**WHAT THE TASK REQUIRES:**
Report, word for word, every line of the material that contains "vehicle".

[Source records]
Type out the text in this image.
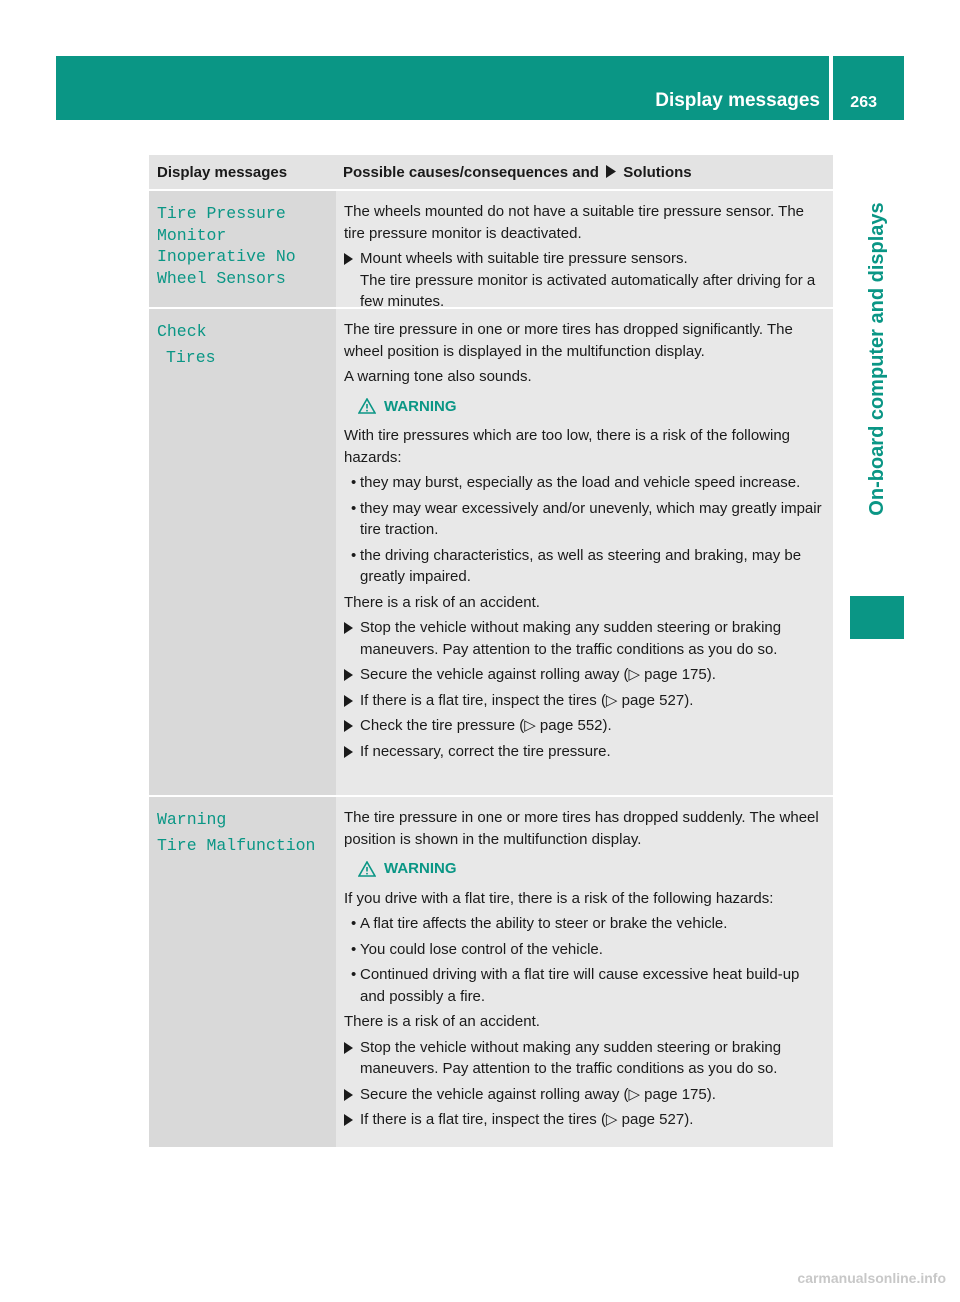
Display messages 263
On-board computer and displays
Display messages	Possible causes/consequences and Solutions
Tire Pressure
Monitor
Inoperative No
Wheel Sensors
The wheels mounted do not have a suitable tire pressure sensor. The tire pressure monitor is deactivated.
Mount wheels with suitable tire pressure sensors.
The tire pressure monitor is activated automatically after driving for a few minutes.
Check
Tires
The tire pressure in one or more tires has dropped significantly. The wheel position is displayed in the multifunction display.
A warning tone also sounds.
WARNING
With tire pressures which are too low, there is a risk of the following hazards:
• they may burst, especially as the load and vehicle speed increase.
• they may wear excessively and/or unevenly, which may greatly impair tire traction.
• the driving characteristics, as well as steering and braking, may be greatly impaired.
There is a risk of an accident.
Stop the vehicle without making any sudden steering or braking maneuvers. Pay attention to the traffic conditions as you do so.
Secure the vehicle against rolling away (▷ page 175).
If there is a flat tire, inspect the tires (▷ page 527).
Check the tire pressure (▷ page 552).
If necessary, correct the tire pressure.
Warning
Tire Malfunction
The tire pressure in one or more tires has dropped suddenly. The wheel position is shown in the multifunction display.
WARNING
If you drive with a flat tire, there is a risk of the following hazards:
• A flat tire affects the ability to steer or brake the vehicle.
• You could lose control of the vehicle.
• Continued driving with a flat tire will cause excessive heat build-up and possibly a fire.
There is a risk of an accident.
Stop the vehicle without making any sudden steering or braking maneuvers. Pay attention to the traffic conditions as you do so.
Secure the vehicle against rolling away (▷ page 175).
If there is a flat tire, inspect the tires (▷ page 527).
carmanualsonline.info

**TASK RESPONSE:**
• they may burst, especially as the load and vehicle speed increase.
Stop the vehicle without making any sudden steering or braking maneuvers. Pay attention to the traffic conditions as you do so.
Secure the vehicle against rolling away (▷ page 175).
• A flat tire affects the ability to steer or brake the vehicle.
• You could lose control of the vehicle.
Stop the vehicle without making any sudden steering or braking maneuvers. Pay attention to the traffic conditions as you do so.
Secure the vehicle against rolling away (▷ page 175).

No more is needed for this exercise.